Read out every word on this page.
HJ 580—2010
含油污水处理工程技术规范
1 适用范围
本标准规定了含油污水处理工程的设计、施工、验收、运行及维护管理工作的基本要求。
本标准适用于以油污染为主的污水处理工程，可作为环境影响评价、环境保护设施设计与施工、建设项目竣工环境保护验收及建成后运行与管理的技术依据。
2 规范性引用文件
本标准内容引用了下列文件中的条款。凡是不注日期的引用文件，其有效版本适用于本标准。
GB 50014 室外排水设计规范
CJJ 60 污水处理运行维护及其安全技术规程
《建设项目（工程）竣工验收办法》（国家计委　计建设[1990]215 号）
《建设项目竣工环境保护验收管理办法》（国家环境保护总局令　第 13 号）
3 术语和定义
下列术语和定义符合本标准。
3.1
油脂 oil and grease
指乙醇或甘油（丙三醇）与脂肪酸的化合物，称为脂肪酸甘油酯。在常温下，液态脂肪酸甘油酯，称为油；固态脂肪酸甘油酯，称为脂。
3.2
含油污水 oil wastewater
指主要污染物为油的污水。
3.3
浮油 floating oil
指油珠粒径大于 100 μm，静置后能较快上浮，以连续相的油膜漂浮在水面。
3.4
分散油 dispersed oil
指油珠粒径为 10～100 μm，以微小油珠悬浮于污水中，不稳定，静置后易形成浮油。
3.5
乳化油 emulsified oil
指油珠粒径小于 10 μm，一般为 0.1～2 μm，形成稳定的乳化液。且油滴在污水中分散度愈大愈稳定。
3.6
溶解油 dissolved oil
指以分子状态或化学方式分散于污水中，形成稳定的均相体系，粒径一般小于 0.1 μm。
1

::::

▸ GOAL
Output the listing above word for word.

▸ REPLY
Read out every word on this page.
HJ 580—2010
含油污水处理工程技术规范
1 适用范围
本标准规定了含油污水处理工程的设计、施工、验收、运行及维护管理工作的基本要求。
本标准适用于以油污染为主的污水处理工程，可作为环境影响评价、环境保护设施设计与施工、建设项目竣工环境保护验收及建成后运行与管理的技术依据。
2 规范性引用文件
本标准内容引用了下列文件中的条款。凡是不注日期的引用文件，其有效版本适用于本标准。
GB 50014 室外排水设计规范
CJJ 60 污水处理运行维护及其安全技术规程
《建设项目（工程）竣工验收办法》（国家计委　计建设[1990]215 号）
《建设项目竣工环境保护验收管理办法》（国家环境保护总局令　第 13 号）
3 术语和定义
下列术语和定义符合本标准。
3.1
油脂 oil and grease
指乙醇或甘油（丙三醇）与脂肪酸的化合物，称为脂肪酸甘油酯。在常温下，液态脂肪酸甘油酯，称为油；固态脂肪酸甘油酯，称为脂。
3.2
含油污水 oil wastewater
指主要污染物为油的污水。
3.3
浮油 floating oil
指油珠粒径大于 100 μm，静置后能较快上浮，以连续相的油膜漂浮在水面。
3.4
分散油 dispersed oil
指油珠粒径为 10～100 μm，以微小油珠悬浮于污水中，不稳定，静置后易形成浮油。
3.5
乳化油 emulsified oil
指油珠粒径小于 10 μm，一般为 0.1～2 μm，形成稳定的乳化液。且油滴在污水中分散度愈大愈稳定。
3.6
溶解油 dissolved oil
指以分子状态或化学方式分散于污水中，形成稳定的均相体系，粒径一般小于 0.1 μm。
1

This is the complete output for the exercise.